## PROBLEM STATEMENT
What is needed is each line of the data below that holds the string "using".

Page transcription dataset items

--------------------

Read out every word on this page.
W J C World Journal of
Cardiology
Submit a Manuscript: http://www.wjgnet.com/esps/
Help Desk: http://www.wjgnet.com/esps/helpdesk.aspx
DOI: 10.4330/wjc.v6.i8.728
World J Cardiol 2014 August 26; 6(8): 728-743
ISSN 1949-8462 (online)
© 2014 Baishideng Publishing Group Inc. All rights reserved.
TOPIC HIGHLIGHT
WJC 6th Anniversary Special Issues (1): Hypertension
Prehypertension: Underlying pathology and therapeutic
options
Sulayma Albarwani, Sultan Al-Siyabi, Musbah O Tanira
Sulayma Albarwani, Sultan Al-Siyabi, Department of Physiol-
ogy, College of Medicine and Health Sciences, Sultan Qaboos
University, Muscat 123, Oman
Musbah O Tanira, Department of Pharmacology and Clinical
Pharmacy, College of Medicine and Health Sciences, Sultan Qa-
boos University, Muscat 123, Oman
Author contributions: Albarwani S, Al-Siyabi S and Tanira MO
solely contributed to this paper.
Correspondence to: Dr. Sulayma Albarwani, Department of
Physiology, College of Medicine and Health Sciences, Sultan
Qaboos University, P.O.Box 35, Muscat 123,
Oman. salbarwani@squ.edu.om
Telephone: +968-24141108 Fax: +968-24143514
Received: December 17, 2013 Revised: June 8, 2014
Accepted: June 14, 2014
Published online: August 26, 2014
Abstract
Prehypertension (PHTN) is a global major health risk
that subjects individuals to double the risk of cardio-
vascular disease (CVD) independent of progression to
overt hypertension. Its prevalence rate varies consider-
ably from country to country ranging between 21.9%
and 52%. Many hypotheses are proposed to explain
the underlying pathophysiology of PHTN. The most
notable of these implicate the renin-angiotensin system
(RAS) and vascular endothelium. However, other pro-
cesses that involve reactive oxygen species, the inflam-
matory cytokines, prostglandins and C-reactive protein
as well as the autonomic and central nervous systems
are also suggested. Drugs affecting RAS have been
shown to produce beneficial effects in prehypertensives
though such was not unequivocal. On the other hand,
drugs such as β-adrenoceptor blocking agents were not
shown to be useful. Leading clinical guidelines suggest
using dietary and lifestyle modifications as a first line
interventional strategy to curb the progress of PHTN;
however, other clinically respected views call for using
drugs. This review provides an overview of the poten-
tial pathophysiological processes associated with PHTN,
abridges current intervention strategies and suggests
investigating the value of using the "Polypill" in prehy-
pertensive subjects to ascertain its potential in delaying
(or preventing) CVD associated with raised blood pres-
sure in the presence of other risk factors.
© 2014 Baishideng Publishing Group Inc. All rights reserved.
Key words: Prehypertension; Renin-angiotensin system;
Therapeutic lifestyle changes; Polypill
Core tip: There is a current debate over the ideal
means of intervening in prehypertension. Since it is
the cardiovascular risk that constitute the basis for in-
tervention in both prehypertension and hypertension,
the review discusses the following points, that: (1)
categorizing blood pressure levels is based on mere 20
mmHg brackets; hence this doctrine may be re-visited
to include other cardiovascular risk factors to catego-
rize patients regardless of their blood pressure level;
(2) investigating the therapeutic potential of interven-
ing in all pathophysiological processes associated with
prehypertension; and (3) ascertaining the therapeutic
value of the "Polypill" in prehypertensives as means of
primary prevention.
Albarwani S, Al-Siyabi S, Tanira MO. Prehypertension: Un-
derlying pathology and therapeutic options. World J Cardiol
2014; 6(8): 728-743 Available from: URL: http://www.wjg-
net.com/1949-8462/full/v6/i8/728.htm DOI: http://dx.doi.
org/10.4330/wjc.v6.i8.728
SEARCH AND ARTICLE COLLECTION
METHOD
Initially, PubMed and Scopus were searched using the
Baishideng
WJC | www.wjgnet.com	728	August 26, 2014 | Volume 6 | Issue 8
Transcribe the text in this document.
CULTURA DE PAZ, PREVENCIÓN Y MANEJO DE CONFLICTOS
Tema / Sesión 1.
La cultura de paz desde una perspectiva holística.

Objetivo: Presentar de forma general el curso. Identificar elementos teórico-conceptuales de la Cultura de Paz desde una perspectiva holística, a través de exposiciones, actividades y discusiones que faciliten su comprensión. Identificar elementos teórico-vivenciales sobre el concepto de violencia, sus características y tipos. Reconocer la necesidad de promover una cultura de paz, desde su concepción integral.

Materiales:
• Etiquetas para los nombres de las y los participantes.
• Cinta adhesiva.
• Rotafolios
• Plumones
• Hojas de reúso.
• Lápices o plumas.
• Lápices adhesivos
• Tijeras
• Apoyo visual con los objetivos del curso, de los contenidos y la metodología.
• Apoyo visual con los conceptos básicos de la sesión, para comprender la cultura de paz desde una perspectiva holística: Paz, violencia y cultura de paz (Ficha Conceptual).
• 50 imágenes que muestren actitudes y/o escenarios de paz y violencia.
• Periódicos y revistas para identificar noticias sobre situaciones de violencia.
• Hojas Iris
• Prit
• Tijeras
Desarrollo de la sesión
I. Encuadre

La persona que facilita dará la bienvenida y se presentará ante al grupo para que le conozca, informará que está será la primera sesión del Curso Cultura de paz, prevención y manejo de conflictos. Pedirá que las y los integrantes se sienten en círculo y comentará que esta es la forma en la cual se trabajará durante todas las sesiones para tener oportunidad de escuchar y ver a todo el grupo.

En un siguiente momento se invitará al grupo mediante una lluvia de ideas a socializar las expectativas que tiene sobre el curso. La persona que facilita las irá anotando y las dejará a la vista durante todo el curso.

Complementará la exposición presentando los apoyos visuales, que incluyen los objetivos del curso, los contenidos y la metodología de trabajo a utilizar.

--------------------

## TASK ANSWER
using dietary and lifestyle modifications as a first line
however, other clinically respected views call for using
investigating the value of using the "Polypill" in prehy-
Initially, PubMed and Scopus were searched using the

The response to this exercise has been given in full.